Don't copy the pictures; return every other part of the records exactly.

Collected data:

========

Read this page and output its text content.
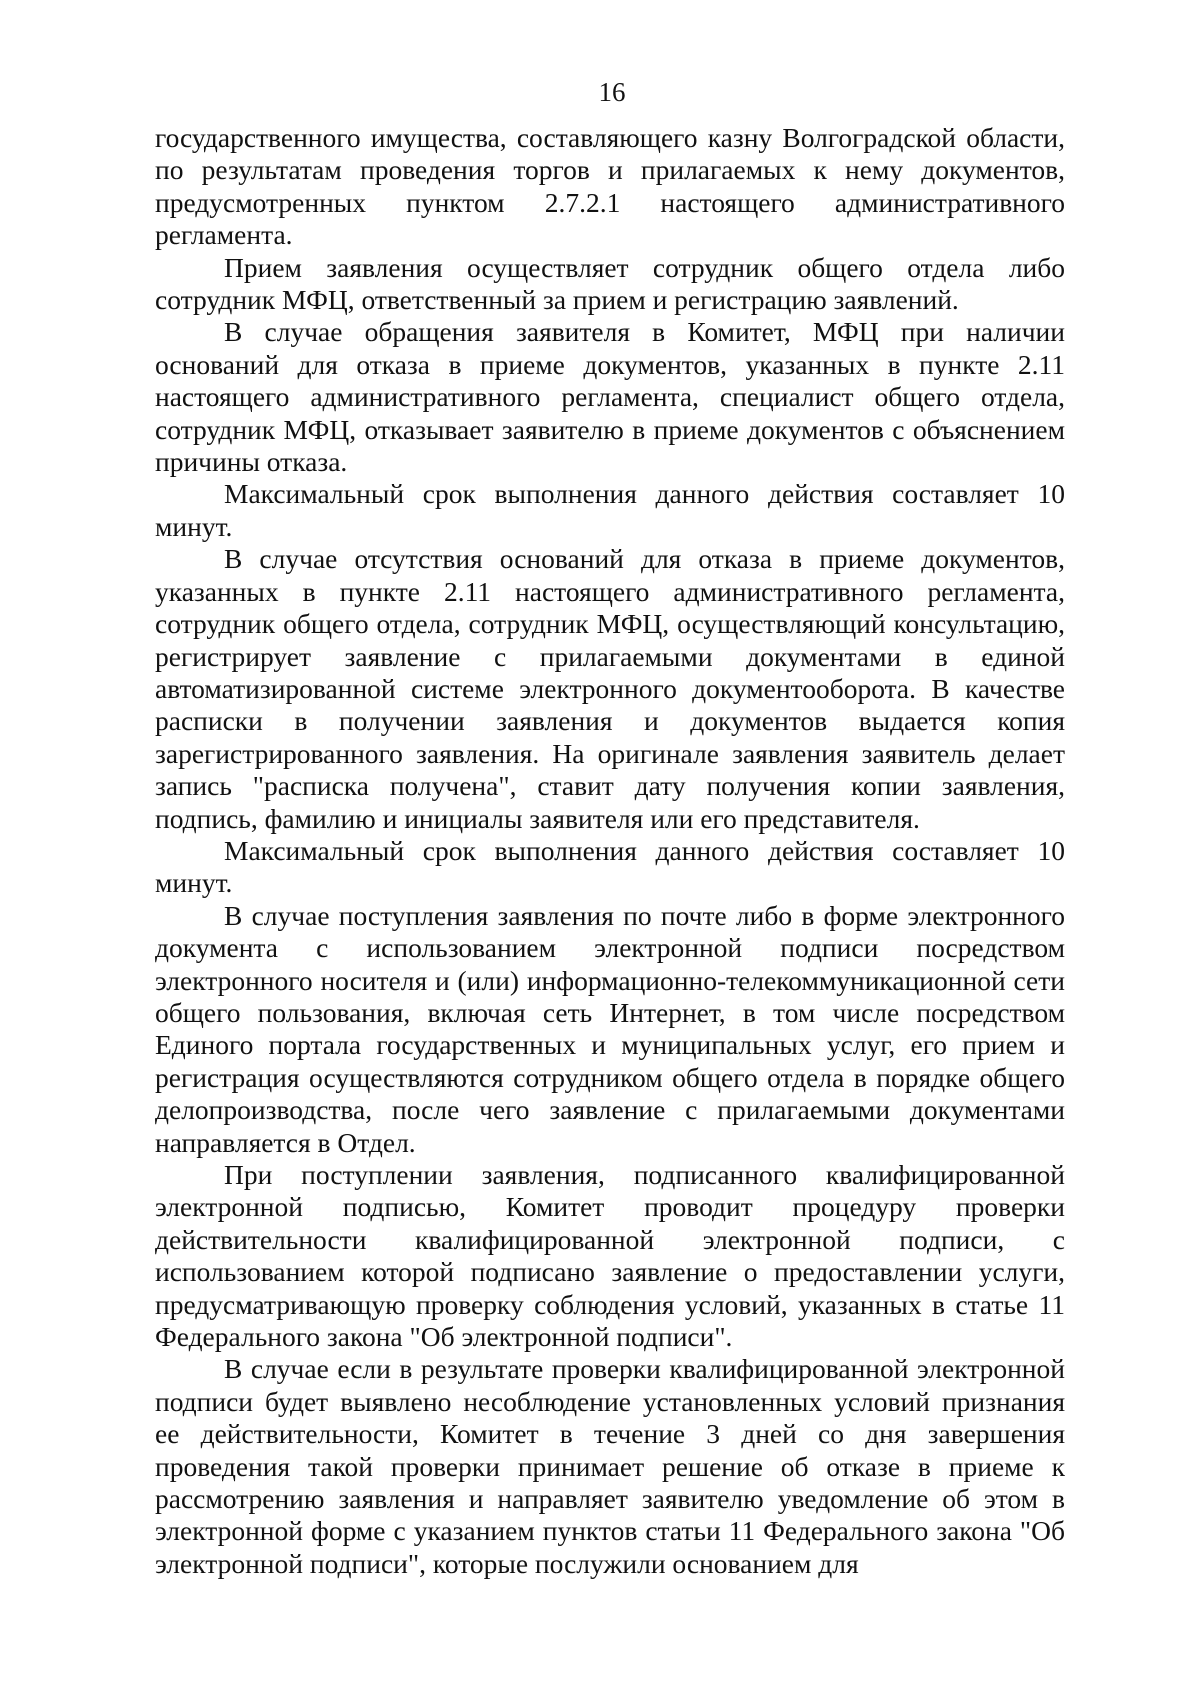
16

государственного имущества, составляющего казну Волгоградской области, по результатам проведения торгов и прилагаемых к нему документов, предусмотренных пунктом 2.7.2.1 настоящего административного регламента.

Прием заявления осуществляет сотрудник общего отдела либо сотрудник МФЦ, ответственный за прием и регистрацию заявлений.

В случае обращения заявителя в Комитет, МФЦ при наличии оснований для отказа в приеме документов, указанных в пункте 2.11 настоящего административного регламента, специалист общего отдела, сотрудник МФЦ, отказывает заявителю в приеме документов с объяснением причины отказа.

Максимальный срок выполнения данного действия составляет 10 минут.

В случае отсутствия оснований для отказа в приеме документов, указанных в пункте 2.11 настоящего административного регламента, сотрудник общего отдела, сотрудник МФЦ, осуществляющий консультацию, регистрирует заявление с прилагаемыми документами в единой автоматизированной системе электронного документооборота. В качестве расписки в получении заявления и документов выдается копия зарегистрированного заявления. На оригинале заявления заявитель делает запись "расписка получена", ставит дату получения копии заявления, подпись, фамилию и инициалы заявителя или его представителя.

Максимальный срок выполнения данного действия составляет 10 минут.

В случае поступления заявления по почте либо в форме электронного документа с использованием электронной подписи посредством электронного носителя и (или) информационно-телекоммуникационной сети общего пользования, включая сеть Интернет, в том числе посредством Единого портала государственных и муниципальных услуг, его прием и регистрация осуществляются сотрудником общего отдела в порядке общего делопроизводства, после чего заявление с прилагаемыми документами направляется в Отдел.

При поступлении заявления, подписанного квалифицированной электронной подписью, Комитет проводит процедуру проверки действительности квалифицированной электронной подписи, с использованием которой подписано заявление о предоставлении услуги, предусматривающую проверку соблюдения условий, указанных в статье 11 Федерального закона "Об электронной подписи".

В случае если в результате проверки квалифицированной электронной подписи будет выявлено несоблюдение установленных условий признания ее действительности, Комитет в течение 3 дней со дня завершения проведения такой проверки принимает решение об отказе в приеме к рассмотрению заявления и направляет заявителю уведомление об этом в электронной форме с указанием пунктов статьи 11 Федерального закона "Об электронной подписи", которые послужили основанием для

========

**FINAL RESULT**
Read this page and output its text content.
16

государственного имущества, составляющего казну Волгоградской области, по результатам проведения торгов и прилагаемых к нему документов, предусмотренных пунктом 2.7.2.1 настоящего административного регламента.

Прием заявления осуществляет сотрудник общего отдела либо сотрудник МФЦ, ответственный за прием и регистрацию заявлений.

В случае обращения заявителя в Комитет, МФЦ при наличии оснований для отказа в приеме документов, указанных в пункте 2.11 настоящего административного регламента, специалист общего отдела, сотрудник МФЦ, отказывает заявителю в приеме документов с объяснением причины отказа.

Максимальный срок выполнения данного действия составляет 10 минут.

В случае отсутствия оснований для отказа в приеме документов, указанных в пункте 2.11 настоящего административного регламента, сотрудник общего отдела, сотрудник МФЦ, осуществляющий консультацию, регистрирует заявление с прилагаемыми документами в единой автоматизированной системе электронного документооборота. В качестве расписки в получении заявления и документов выдается копия зарегистрированного заявления. На оригинале заявления заявитель делает запись "расписка получена", ставит дату получения копии заявления, подпись, фамилию и инициалы заявителя или его представителя.

Максимальный срок выполнения данного действия составляет 10 минут.

В случае поступления заявления по почте либо в форме электронного документа с использованием электронной подписи посредством электронного носителя и (или) информационно-телекоммуникационной сети общего пользования, включая сеть Интернет, в том числе посредством Единого портала государственных и муниципальных услуг, его прием и регистрация осуществляются сотрудником общего отдела в порядке общего делопроизводства, после чего заявление с прилагаемыми документами направляется в Отдел.

При поступлении заявления, подписанного квалифицированной электронной подписью, Комитет проводит процедуру проверки действительности квалифицированной электронной подписи, с использованием которой подписано заявление о предоставлении услуги, предусматривающую проверку соблюдения условий, указанных в статье 11 Федерального закона "Об электронной подписи".

В случае если в результате проверки квалифицированной электронной подписи будет выявлено несоблюдение установленных условий признания ее действительности, Комитет в течение 3 дней со дня завершения проведения такой проверки принимает решение об отказе в приеме к рассмотрению заявления и направляет заявителю уведомление об этом в электронной форме с указанием пунктов статьи 11 Федерального закона "Об электронной подписи", которые послужили основанием для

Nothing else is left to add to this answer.